--- Start of DATA FOR PROCESSING ---
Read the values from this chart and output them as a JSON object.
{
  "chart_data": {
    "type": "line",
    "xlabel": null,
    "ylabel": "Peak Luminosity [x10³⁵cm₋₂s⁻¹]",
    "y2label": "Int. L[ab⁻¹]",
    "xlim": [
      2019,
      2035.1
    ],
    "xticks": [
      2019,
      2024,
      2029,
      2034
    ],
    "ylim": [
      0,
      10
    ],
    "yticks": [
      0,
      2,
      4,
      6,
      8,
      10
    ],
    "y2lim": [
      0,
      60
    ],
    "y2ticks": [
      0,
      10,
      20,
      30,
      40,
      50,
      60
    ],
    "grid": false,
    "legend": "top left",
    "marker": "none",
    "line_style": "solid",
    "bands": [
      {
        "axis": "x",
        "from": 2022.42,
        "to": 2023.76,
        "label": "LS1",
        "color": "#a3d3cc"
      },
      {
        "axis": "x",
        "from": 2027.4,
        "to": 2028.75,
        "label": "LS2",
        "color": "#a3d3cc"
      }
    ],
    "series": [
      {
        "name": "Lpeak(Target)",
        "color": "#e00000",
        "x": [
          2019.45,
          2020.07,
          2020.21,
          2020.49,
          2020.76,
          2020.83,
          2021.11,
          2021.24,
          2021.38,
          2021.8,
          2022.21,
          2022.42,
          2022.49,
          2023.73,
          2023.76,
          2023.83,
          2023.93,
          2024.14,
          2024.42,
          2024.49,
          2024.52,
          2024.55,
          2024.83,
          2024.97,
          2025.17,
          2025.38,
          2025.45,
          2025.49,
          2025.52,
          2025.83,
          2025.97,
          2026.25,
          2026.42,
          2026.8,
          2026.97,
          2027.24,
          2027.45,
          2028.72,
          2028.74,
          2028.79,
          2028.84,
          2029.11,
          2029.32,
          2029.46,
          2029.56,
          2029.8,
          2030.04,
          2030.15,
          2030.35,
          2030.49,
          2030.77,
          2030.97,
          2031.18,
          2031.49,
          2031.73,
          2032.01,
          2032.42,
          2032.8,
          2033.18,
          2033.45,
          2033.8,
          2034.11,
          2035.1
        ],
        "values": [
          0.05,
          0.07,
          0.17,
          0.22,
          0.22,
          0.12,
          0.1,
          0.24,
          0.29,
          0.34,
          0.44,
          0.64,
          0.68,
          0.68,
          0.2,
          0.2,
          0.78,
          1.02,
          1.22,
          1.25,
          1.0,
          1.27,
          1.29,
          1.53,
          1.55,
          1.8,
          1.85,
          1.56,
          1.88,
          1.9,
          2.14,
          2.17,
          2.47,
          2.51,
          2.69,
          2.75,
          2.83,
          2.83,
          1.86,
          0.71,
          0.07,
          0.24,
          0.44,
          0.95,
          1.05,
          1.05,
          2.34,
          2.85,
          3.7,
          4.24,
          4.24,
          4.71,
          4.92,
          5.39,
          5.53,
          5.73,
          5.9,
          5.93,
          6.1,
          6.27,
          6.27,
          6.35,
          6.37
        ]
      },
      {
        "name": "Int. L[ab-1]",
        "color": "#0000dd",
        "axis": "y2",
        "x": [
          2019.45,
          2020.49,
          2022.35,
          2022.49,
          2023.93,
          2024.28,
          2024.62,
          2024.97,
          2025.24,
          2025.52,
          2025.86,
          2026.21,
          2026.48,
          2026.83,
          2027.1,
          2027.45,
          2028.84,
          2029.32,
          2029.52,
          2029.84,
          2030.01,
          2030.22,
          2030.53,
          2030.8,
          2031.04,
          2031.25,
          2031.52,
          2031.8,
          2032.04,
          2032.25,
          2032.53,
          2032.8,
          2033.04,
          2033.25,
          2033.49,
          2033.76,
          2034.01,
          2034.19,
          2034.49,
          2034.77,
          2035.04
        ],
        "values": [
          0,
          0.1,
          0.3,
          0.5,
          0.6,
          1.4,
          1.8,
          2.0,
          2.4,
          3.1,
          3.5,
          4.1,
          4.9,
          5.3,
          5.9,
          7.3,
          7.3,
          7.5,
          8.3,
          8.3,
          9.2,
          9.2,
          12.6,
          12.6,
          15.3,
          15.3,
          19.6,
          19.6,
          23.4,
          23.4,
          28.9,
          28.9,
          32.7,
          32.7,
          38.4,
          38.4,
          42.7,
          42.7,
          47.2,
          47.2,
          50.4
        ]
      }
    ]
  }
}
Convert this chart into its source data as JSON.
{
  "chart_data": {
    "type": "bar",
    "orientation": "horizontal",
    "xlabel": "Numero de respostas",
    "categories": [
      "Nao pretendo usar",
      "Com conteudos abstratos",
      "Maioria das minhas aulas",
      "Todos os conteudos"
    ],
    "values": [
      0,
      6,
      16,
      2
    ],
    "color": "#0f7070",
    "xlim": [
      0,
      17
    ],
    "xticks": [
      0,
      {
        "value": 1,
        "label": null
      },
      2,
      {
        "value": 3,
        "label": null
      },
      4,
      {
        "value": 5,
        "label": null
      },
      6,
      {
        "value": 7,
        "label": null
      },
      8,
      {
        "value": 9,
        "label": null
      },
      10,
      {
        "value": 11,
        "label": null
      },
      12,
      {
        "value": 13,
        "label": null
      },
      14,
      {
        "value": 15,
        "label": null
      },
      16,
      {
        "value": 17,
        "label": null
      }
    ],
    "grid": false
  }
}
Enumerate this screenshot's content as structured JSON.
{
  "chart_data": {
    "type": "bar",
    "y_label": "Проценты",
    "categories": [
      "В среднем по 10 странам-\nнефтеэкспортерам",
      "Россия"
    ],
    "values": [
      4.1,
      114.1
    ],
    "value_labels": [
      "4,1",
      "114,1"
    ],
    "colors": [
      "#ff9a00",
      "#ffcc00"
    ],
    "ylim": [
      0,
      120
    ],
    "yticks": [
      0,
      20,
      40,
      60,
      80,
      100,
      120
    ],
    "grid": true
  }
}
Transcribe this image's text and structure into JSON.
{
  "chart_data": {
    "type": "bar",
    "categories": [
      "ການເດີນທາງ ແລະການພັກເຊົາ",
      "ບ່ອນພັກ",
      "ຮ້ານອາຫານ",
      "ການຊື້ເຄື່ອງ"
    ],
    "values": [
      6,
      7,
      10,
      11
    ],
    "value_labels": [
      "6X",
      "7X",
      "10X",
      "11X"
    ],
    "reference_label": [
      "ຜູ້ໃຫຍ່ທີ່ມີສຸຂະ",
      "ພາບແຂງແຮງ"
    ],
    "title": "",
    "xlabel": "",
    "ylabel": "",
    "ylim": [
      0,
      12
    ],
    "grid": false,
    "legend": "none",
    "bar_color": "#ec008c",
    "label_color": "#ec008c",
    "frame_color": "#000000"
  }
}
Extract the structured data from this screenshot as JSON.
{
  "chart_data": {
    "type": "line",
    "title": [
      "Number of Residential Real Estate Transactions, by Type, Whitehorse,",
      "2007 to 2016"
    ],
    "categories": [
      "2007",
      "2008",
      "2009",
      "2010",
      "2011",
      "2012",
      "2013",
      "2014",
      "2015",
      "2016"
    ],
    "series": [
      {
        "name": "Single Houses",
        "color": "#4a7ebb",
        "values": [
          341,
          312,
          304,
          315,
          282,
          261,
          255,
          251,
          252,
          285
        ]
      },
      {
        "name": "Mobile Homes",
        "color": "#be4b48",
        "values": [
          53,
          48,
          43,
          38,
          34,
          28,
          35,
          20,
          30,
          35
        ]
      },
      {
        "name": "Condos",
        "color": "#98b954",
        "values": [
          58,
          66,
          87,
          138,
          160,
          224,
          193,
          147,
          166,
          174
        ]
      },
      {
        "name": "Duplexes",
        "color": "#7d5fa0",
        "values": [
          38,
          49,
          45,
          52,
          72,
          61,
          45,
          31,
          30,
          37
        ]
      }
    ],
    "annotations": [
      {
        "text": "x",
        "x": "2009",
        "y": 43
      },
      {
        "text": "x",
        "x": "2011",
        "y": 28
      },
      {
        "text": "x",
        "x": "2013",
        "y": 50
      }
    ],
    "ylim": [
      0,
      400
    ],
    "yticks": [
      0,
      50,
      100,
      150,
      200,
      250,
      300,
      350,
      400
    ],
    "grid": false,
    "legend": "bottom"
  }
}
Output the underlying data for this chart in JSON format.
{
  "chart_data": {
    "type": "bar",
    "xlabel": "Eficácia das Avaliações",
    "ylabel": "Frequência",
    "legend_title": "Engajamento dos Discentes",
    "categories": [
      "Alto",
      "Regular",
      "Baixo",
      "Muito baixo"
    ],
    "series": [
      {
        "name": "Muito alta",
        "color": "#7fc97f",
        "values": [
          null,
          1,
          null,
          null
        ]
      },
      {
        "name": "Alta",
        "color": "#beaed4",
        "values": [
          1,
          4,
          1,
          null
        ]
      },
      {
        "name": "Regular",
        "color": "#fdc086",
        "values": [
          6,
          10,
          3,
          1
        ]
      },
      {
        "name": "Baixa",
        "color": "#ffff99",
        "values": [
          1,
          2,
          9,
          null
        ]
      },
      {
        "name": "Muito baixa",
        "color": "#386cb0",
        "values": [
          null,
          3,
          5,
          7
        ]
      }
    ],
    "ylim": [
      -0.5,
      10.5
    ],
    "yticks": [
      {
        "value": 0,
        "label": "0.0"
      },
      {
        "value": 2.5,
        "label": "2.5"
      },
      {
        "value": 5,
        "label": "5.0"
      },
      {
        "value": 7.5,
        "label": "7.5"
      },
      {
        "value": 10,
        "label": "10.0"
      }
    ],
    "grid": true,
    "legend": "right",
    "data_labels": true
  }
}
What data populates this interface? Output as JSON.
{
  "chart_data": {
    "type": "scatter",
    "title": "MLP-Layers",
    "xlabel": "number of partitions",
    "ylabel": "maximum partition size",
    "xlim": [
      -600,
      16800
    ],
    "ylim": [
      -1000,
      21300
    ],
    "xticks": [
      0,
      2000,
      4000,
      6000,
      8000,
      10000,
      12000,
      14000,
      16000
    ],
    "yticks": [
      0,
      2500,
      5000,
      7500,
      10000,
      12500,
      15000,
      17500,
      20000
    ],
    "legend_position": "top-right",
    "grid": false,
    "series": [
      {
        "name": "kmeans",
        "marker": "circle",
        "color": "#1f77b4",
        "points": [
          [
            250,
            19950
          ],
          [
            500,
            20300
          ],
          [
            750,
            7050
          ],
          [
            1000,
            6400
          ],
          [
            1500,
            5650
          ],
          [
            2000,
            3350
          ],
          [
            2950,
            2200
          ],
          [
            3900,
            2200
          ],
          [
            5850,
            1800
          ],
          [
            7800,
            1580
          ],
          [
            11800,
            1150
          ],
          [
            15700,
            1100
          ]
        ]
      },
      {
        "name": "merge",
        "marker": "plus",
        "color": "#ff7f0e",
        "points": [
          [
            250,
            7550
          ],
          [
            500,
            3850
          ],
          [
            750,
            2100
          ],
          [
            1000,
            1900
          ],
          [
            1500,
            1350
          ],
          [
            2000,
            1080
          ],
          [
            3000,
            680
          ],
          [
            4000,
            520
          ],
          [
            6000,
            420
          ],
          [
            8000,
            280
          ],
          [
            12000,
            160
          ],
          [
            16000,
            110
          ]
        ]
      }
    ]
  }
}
--- End of DATA FOR PROCESSING ---
Pick out every line with the string "this" and copy it.

• _EXPECTED ANSWER_
Read the values from this chart and output them as a JSON object.
Convert this chart into its source data as JSON.
Enumerate this screenshot's content as structured JSON.
Transcribe this image's text and structure into JSON.
Extract the structured data from this screenshot as JSON.
Output the underlying data for this chart in JSON format.
What data populates this interface? Output as JSON.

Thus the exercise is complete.